Dataset rows:
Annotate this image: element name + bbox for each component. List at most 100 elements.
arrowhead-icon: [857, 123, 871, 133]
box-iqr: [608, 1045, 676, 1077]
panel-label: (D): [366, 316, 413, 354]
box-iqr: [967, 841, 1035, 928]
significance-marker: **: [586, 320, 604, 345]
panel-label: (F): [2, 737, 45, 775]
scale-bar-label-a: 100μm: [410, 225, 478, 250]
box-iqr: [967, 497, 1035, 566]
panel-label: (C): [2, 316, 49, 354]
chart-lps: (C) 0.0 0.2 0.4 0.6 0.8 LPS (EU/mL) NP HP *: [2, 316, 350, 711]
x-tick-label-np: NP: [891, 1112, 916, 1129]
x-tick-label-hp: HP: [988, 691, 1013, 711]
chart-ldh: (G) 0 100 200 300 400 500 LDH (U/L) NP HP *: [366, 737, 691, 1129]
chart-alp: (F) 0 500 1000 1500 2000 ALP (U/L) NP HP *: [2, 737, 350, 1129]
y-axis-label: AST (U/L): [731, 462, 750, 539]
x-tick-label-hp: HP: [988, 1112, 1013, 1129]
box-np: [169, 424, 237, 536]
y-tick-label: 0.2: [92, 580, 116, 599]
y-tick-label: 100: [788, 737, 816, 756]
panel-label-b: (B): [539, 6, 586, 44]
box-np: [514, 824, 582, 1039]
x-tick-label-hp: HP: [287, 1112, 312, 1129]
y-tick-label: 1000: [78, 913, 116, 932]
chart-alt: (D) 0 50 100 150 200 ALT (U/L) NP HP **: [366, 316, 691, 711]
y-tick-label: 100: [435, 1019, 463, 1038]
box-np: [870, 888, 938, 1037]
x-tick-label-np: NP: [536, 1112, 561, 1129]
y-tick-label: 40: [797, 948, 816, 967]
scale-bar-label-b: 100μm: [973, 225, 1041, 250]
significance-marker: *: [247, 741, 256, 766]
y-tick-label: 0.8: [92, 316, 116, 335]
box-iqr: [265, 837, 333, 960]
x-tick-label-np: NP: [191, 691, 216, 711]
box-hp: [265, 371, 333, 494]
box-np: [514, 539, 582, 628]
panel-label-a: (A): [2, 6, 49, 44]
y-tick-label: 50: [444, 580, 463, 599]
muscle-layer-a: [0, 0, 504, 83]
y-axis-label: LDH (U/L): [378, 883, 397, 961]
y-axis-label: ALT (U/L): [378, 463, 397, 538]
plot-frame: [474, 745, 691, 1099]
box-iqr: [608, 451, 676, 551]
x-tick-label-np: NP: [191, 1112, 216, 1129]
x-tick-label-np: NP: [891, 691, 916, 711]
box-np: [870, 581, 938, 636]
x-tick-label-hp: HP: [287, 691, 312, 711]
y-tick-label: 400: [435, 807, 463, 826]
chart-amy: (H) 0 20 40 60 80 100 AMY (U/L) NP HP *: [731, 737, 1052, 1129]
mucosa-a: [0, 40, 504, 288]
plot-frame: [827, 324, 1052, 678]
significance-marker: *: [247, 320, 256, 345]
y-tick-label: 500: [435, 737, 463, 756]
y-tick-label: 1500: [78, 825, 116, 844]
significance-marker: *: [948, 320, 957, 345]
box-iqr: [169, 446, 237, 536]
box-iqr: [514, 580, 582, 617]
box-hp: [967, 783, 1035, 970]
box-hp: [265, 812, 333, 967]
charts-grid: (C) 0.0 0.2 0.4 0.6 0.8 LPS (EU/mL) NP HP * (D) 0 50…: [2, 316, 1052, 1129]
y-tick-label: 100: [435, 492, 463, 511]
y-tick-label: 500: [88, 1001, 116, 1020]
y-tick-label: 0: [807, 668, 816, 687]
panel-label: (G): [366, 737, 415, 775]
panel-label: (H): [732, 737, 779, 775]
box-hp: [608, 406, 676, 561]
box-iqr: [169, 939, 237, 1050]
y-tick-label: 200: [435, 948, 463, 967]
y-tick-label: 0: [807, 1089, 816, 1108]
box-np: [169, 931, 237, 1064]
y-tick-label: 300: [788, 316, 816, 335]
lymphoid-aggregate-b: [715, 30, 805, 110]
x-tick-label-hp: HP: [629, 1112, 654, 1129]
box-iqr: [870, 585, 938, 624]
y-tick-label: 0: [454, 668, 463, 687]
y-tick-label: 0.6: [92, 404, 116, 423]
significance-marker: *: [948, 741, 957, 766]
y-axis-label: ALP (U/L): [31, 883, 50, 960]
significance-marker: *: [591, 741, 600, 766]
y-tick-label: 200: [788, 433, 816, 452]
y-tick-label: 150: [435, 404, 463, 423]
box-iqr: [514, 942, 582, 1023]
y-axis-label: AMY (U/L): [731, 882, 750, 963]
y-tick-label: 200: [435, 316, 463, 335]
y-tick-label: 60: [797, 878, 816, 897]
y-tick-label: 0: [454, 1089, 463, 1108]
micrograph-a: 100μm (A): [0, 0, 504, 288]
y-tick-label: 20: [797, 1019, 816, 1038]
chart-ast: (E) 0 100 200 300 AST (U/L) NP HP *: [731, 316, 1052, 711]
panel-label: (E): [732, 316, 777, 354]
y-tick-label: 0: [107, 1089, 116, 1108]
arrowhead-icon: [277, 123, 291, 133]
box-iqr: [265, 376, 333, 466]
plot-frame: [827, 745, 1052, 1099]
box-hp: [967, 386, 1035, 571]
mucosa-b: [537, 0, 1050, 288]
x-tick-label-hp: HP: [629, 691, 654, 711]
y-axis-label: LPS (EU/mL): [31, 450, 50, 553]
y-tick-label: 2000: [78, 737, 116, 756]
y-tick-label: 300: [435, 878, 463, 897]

...

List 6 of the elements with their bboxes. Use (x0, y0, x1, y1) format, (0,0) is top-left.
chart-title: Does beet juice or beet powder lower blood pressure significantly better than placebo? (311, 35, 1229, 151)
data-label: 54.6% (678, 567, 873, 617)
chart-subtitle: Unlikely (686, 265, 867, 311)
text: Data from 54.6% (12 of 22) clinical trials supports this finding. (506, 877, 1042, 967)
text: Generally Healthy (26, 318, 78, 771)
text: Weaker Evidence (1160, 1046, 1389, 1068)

#### Objective:
Print the part of the entries above that opens with the line containing "Annotate this image: element" and closes with the line containing "scale-bar-label-b: 100μm: [973, 225, 1041, 250]", both lines included, with every line reproduced without any change.

#### Solution to the problem:
Annotate this image: element name + bbox for each component. List at most 100 elements.
arrowhead-icon: [857, 123, 871, 133]
box-iqr: [608, 1045, 676, 1077]
panel-label: (D): [366, 316, 413, 354]
box-iqr: [967, 841, 1035, 928]
significance-marker: **: [586, 320, 604, 345]
panel-label: (F): [2, 737, 45, 775]
scale-bar-label-a: 100μm: [410, 225, 478, 250]
box-iqr: [967, 497, 1035, 566]
panel-label: (C): [2, 316, 49, 354]
chart-lps: (C) 0.0 0.2 0.4 0.6 0.8 LPS (EU/mL) NP HP *: [2, 316, 350, 711]
x-tick-label-np: NP: [891, 1112, 916, 1129]
x-tick-label-hp: HP: [988, 691, 1013, 711]
chart-ldh: (G) 0 100 200 300 400 500 LDH (U/L) NP HP *: [366, 737, 691, 1129]
chart-alp: (F) 0 500 1000 1500 2000 ALP (U/L) NP HP *: [2, 737, 350, 1129]
y-axis-label: AST (U/L): [731, 462, 750, 539]
x-tick-label-hp: HP: [988, 1112, 1013, 1129]
box-np: [169, 424, 237, 536]
y-tick-label: 0.2: [92, 580, 116, 599]
y-tick-label: 100: [788, 737, 816, 756]
panel-label-b: (B): [539, 6, 586, 44]
box-np: [514, 824, 582, 1039]
x-tick-label-hp: HP: [287, 1112, 312, 1129]
y-tick-label: 1000: [78, 913, 116, 932]
chart-alt: (D) 0 50 100 150 200 ALT (U/L) NP HP **: [366, 316, 691, 711]
y-tick-label: 100: [435, 1019, 463, 1038]
box-np: [870, 888, 938, 1037]
x-tick-label-np: NP: [536, 1112, 561, 1129]
y-tick-label: 40: [797, 948, 816, 967]
scale-bar-label-b: 100μm: [973, 225, 1041, 250]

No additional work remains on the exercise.